**Directions for this task:** In the listing below, pick out lines with "talent".

[Dataset items]
--- start ---

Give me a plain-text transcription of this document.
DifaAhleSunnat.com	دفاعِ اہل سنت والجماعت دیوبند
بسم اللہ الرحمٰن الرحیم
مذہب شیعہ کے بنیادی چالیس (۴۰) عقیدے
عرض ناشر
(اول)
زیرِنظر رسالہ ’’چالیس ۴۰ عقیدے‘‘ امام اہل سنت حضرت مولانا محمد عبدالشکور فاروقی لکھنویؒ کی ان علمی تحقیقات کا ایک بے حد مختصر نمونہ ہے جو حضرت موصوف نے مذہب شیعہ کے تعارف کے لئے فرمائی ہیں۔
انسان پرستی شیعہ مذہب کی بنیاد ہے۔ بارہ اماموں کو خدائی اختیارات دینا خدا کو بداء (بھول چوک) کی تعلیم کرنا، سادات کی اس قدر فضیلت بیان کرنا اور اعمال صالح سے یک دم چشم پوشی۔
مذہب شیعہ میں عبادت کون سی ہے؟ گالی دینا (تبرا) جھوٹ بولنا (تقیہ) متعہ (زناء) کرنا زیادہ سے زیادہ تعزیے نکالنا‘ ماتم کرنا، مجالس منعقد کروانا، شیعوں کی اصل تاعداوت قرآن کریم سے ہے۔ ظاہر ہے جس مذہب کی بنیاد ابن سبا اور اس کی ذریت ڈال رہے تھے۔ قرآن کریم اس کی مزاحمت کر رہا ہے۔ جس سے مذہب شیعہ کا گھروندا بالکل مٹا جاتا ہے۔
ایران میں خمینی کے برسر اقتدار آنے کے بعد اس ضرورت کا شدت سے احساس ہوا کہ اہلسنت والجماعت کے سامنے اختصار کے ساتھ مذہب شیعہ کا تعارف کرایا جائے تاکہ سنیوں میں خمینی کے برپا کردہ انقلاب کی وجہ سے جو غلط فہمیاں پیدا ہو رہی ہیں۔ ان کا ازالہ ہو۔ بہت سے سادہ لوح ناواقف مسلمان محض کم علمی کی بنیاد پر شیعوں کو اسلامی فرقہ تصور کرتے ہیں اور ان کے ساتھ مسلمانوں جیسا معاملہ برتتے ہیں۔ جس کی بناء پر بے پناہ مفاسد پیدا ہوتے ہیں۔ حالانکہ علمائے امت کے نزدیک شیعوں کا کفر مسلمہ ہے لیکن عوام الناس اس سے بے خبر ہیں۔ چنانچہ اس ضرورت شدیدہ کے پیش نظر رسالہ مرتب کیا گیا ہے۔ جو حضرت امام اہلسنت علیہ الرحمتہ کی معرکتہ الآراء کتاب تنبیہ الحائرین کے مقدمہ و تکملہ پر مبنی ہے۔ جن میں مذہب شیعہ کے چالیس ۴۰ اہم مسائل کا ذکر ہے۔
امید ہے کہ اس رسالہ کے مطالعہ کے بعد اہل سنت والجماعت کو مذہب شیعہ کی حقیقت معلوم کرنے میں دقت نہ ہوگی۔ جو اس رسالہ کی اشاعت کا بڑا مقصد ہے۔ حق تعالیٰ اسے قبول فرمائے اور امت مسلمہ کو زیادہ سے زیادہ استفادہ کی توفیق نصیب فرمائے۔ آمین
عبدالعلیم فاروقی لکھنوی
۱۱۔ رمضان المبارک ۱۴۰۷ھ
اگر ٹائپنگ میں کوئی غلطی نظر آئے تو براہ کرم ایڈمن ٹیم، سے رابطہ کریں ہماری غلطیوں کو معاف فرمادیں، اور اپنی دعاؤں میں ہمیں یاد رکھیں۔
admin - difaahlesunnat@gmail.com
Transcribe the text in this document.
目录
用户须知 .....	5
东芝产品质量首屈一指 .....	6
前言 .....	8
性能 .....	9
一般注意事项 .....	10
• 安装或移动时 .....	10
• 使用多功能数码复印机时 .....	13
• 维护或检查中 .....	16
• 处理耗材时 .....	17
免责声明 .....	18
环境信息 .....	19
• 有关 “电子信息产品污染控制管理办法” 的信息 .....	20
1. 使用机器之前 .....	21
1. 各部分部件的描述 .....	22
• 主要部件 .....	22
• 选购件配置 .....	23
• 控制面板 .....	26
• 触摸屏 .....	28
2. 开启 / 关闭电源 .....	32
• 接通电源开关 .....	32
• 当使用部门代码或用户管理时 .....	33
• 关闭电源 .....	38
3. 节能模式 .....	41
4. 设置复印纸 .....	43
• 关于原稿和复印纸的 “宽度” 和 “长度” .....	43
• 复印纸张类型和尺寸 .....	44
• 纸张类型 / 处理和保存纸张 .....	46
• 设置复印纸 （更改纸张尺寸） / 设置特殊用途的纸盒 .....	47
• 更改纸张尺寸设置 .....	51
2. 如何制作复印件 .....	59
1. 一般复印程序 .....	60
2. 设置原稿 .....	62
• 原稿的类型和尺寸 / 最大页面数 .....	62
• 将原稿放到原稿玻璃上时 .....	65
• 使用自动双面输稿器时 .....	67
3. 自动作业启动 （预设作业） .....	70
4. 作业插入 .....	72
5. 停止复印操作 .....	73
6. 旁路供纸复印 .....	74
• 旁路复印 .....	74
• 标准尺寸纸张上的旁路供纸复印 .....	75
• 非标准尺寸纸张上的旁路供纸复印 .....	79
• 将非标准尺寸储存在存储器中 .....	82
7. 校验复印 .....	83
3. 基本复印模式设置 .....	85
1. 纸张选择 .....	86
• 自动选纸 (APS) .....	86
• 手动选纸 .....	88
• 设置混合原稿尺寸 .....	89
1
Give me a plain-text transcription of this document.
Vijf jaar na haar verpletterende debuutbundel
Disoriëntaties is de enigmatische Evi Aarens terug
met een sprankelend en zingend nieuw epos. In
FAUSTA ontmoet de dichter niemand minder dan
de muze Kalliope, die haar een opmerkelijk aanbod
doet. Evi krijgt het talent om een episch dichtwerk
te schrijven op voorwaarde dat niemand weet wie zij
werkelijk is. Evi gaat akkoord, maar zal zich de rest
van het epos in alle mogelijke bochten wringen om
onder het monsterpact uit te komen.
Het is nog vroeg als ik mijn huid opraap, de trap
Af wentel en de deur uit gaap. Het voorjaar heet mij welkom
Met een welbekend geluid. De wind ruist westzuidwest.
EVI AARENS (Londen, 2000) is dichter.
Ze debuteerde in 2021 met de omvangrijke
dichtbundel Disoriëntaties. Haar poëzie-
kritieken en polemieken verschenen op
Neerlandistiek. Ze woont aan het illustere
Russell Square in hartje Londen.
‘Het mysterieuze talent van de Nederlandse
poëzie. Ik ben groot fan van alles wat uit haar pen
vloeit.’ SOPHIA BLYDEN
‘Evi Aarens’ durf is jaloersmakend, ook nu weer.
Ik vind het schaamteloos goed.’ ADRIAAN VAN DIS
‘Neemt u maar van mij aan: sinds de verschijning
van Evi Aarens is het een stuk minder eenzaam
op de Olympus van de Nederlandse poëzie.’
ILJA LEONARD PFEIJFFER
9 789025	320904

--- end ---

**Solution to this problem:**
doet. Evi krijgt het talent om een episch dichtwerk
‘Het mysterieuze talent van de Nederlandse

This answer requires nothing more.